● Excerpted data
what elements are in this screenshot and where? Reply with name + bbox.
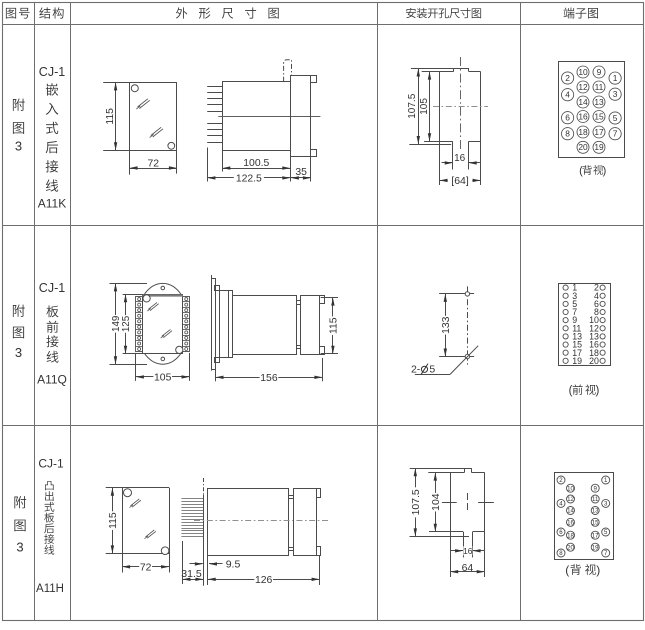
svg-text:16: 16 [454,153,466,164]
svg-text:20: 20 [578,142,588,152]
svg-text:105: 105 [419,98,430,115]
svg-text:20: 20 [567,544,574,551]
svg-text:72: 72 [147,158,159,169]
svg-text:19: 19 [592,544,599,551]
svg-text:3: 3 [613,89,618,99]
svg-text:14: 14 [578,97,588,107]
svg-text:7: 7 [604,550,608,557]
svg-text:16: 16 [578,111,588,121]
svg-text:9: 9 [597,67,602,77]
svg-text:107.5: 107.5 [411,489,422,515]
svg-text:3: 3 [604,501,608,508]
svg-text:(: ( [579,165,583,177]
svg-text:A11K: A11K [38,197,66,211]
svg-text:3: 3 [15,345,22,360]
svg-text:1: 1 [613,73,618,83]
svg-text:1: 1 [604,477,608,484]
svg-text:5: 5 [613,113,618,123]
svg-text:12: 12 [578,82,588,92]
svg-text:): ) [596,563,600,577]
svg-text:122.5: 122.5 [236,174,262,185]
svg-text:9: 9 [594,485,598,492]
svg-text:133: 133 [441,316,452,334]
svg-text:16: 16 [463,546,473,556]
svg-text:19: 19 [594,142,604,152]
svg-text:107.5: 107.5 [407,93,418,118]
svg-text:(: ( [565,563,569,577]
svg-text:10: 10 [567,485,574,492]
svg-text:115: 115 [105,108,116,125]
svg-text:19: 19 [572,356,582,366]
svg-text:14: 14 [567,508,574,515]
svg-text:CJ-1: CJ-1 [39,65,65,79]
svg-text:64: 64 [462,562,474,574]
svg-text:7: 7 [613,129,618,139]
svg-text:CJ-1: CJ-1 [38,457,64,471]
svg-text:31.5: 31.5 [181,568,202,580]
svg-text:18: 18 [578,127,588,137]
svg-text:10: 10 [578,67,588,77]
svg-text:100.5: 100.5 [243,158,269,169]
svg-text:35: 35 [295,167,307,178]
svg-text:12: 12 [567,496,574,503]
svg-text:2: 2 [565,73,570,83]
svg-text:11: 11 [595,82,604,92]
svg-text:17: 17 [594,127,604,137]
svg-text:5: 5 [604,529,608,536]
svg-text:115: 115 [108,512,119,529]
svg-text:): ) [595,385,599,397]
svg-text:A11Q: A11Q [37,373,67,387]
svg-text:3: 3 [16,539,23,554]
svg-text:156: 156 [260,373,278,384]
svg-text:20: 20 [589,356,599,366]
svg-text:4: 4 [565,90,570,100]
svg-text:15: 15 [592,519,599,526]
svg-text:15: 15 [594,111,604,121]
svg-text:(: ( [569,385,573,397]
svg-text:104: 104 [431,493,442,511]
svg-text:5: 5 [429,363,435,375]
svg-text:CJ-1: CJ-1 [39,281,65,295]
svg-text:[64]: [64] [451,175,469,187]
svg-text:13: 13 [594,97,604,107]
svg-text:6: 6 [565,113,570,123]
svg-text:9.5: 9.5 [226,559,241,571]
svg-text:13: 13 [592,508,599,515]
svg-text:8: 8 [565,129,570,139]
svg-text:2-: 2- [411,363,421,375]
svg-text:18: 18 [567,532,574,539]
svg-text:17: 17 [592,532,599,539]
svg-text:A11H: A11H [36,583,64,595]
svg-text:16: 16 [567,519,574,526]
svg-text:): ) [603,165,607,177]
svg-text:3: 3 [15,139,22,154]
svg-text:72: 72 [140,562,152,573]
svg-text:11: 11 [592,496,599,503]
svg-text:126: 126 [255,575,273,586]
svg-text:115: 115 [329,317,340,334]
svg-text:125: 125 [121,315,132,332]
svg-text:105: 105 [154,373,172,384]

● The task
Tally the lines above that contain the string "bbox", and reply with only the number.

● Answer to the task
1